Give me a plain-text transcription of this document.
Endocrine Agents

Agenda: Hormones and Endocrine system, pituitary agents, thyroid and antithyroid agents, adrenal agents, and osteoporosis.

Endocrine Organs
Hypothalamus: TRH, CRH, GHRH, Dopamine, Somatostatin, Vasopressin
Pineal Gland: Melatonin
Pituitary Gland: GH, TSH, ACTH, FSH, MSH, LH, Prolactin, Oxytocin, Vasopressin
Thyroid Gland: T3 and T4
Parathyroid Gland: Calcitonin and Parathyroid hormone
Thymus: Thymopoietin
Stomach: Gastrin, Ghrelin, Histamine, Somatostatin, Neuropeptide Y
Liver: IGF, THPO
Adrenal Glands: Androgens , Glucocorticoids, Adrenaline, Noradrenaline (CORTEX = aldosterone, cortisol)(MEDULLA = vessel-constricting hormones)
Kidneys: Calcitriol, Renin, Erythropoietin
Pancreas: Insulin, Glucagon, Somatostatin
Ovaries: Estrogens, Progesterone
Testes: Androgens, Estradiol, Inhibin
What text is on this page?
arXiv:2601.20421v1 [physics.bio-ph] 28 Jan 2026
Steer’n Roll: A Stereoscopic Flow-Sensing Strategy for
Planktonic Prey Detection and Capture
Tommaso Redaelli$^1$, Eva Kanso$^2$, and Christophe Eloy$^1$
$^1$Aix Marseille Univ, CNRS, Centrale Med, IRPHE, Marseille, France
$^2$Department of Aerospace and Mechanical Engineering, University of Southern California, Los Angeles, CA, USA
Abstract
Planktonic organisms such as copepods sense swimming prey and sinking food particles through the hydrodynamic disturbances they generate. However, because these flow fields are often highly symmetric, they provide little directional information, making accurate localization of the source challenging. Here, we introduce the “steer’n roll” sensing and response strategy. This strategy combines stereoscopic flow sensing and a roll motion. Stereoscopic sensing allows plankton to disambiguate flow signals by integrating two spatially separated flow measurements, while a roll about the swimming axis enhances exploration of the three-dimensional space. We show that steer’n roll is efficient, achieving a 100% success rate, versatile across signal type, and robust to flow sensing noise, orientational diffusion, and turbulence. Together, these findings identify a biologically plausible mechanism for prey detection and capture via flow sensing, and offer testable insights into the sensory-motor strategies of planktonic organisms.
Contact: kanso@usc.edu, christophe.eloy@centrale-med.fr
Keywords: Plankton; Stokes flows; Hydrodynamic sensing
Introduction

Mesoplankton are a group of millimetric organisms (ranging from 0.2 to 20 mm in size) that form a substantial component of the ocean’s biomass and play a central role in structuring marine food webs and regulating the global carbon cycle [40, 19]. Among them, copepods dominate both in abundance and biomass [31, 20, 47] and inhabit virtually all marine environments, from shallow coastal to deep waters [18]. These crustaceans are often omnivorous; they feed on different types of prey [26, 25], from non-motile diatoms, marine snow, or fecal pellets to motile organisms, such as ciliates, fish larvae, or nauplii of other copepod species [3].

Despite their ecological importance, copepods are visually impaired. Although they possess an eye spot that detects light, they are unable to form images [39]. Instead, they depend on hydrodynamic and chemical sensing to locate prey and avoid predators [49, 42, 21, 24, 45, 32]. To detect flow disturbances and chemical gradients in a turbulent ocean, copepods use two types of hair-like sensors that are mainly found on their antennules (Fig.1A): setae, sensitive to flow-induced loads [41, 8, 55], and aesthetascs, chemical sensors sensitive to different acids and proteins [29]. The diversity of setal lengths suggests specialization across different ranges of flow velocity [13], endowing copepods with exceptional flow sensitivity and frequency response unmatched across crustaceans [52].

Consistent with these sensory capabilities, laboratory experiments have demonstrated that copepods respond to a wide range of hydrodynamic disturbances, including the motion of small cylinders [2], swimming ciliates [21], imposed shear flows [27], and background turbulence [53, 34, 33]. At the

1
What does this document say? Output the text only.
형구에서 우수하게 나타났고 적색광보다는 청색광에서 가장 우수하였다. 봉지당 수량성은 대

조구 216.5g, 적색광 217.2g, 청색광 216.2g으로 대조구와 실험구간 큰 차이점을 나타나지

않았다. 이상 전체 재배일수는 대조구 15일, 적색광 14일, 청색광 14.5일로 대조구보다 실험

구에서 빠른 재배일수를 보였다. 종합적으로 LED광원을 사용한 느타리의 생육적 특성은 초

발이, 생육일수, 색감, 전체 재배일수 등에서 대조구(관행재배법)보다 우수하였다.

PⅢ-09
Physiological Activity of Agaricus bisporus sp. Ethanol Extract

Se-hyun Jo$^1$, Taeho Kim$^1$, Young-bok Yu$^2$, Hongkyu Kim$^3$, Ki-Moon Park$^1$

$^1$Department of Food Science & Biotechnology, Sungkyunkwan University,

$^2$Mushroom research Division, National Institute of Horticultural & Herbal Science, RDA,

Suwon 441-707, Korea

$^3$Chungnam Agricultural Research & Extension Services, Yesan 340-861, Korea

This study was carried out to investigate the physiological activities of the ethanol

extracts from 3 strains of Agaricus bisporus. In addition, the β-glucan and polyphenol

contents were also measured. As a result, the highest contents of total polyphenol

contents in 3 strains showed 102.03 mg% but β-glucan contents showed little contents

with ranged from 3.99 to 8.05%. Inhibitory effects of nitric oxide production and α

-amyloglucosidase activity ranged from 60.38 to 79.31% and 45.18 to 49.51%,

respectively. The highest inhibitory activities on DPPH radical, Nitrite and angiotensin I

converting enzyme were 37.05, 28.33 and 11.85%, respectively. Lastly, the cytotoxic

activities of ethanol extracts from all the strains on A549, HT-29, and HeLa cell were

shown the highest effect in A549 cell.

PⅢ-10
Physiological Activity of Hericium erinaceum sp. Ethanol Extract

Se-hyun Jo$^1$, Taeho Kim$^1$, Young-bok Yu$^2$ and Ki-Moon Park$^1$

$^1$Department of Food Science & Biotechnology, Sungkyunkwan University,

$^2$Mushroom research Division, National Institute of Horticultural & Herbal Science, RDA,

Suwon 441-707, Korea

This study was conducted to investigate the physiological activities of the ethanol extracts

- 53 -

→ **Work order**: The records given above are to be repeated in full, exactly.

→ **Solution to the problem**:
Give me a plain-text transcription of this document.
Endocrine Agents

Agenda: Hormones and Endocrine system, pituitary agents, thyroid and antithyroid agents, adrenal agents, and osteoporosis.

Endocrine Organs
Hypothalamus: TRH, CRH, GHRH, Dopamine, Somatostatin, Vasopressin
Pineal Gland: Melatonin
Pituitary Gland: GH, TSH, ACTH, FSH, MSH, LH, Prolactin, Oxytocin, Vasopressin
Thyroid Gland: T3 and T4
Parathyroid Gland: Calcitonin and Parathyroid hormone
Thymus: Thymopoietin
Stomach: Gastrin, Ghrelin, Histamine, Somatostatin, Neuropeptide Y
Liver: IGF, THPO
Adrenal Glands: Androgens , Glucocorticoids, Adrenaline, Noradrenaline (CORTEX = aldosterone, cortisol)(MEDULLA = vessel-constricting hormones)
Kidneys: Calcitriol, Renin, Erythropoietin
Pancreas: Insulin, Glucagon, Somatostatin
Ovaries: Estrogens, Progesterone
Testes: Androgens, Estradiol, Inhibin
What text is on this page?
arXiv:2601.20421v1 [physics.bio-ph] 28 Jan 2026
Steer’n Roll: A Stereoscopic Flow-Sensing Strategy for
Planktonic Prey Detection and Capture
Tommaso Redaelli$^1$, Eva Kanso$^2$, and Christophe Eloy$^1$
$^1$Aix Marseille Univ, CNRS, Centrale Med, IRPHE, Marseille, France
$^2$Department of Aerospace and Mechanical Engineering, University of Southern California, Los Angeles, CA, USA
Abstract
Planktonic organisms such as copepods sense swimming prey and sinking food particles through the hydrodynamic disturbances they generate. However, because these flow fields are often highly symmetric, they provide little directional information, making accurate localization of the source challenging. Here, we introduce the “steer’n roll” sensing and response strategy. This strategy combines stereoscopic flow sensing and a roll motion. Stereoscopic sensing allows plankton to disambiguate flow signals by integrating two spatially separated flow measurements, while a roll about the swimming axis enhances exploration of the three-dimensional space. We show that steer’n roll is efficient, achieving a 100% success rate, versatile across signal type, and robust to flow sensing noise, orientational diffusion, and turbulence. Together, these findings identify a biologically plausible mechanism for prey detection and capture via flow sensing, and offer testable insights into the sensory-motor strategies of planktonic organisms.
Contact: kanso@usc.edu, christophe.eloy@centrale-med.fr
Keywords: Plankton; Stokes flows; Hydrodynamic sensing
Introduction

Mesoplankton are a group of millimetric organisms (ranging from 0.2 to 20 mm in size) that form a substantial component of the ocean’s biomass and play a central role in structuring marine food webs and regulating the global carbon cycle [40, 19]. Among them, copepods dominate both in abundance and biomass [31, 20, 47] and inhabit virtually all marine environments, from shallow coastal to deep waters [18]. These crustaceans are often omnivorous; they feed on different types of prey [26, 25], from non-motile diatoms, marine snow, or fecal pellets to motile organisms, such as ciliates, fish larvae, or nauplii of other copepod species [3].

Despite their ecological importance, copepods are visually impaired. Although they possess an eye spot that detects light, they are unable to form images [39]. Instead, they depend on hydrodynamic and chemical sensing to locate prey and avoid predators [49, 42, 21, 24, 45, 32]. To detect flow disturbances and chemical gradients in a turbulent ocean, copepods use two types of hair-like sensors that are mainly found on their antennules (Fig.1A): setae, sensitive to flow-induced loads [41, 8, 55], and aesthetascs, chemical sensors sensitive to different acids and proteins [29]. The diversity of setal lengths suggests specialization across different ranges of flow velocity [13], endowing copepods with exceptional flow sensitivity and frequency response unmatched across crustaceans [52].

Consistent with these sensory capabilities, laboratory experiments have demonstrated that copepods respond to a wide range of hydrodynamic disturbances, including the motion of small cylinders [2], swimming ciliates [21], imposed shear flows [27], and background turbulence [53, 34, 33]. At the

1
What does this document say? Output the text only.
형구에서 우수하게 나타났고 적색광보다는 청색광에서 가장 우수하였다. 봉지당 수량성은 대

조구 216.5g, 적색광 217.2g, 청색광 216.2g으로 대조구와 실험구간 큰 차이점을 나타나지

않았다. 이상 전체 재배일수는 대조구 15일, 적색광 14일, 청색광 14.5일로 대조구보다 실험

구에서 빠른 재배일수를 보였다. 종합적으로 LED광원을 사용한 느타리의 생육적 특성은 초

발이, 생육일수, 색감, 전체 재배일수 등에서 대조구(관행재배법)보다 우수하였다.

PⅢ-09
Physiological Activity of Agaricus bisporus sp. Ethanol Extract

Se-hyun Jo$^1$, Taeho Kim$^1$, Young-bok Yu$^2$, Hongkyu Kim$^3$, Ki-Moon Park$^1$

$^1$Department of Food Science & Biotechnology, Sungkyunkwan University,

$^2$Mushroom research Division, National Institute of Horticultural & Herbal Science, RDA,

Suwon 441-707, Korea

$^3$Chungnam Agricultural Research & Extension Services, Yesan 340-861, Korea

This study was carried out to investigate the physiological activities of the ethanol

extracts from 3 strains of Agaricus bisporus. In addition, the β-glucan and polyphenol

contents were also measured. As a result, the highest contents of total polyphenol

contents in 3 strains showed 102.03 mg% but β-glucan contents showed little contents

with ranged from 3.99 to 8.05%. Inhibitory effects of nitric oxide production and α

-amyloglucosidase activity ranged from 60.38 to 79.31% and 45.18 to 49.51%,

respectively. The highest inhibitory activities on DPPH radical, Nitrite and angiotensin I

converting enzyme were 37.05, 28.33 and 11.85%, respectively. Lastly, the cytotoxic

activities of ethanol extracts from all the strains on A549, HT-29, and HeLa cell were

shown the highest effect in A549 cell.

PⅢ-10
Physiological Activity of Hericium erinaceum sp. Ethanol Extract

Se-hyun Jo$^1$, Taeho Kim$^1$, Young-bok Yu$^2$ and Ki-Moon Park$^1$

$^1$Department of Food Science & Biotechnology, Sungkyunkwan University,

$^2$Mushroom research Division, National Institute of Horticultural & Herbal Science, RDA,

Suwon 441-707, Korea

This study was conducted to investigate the physiological activities of the ethanol extracts

- 53 -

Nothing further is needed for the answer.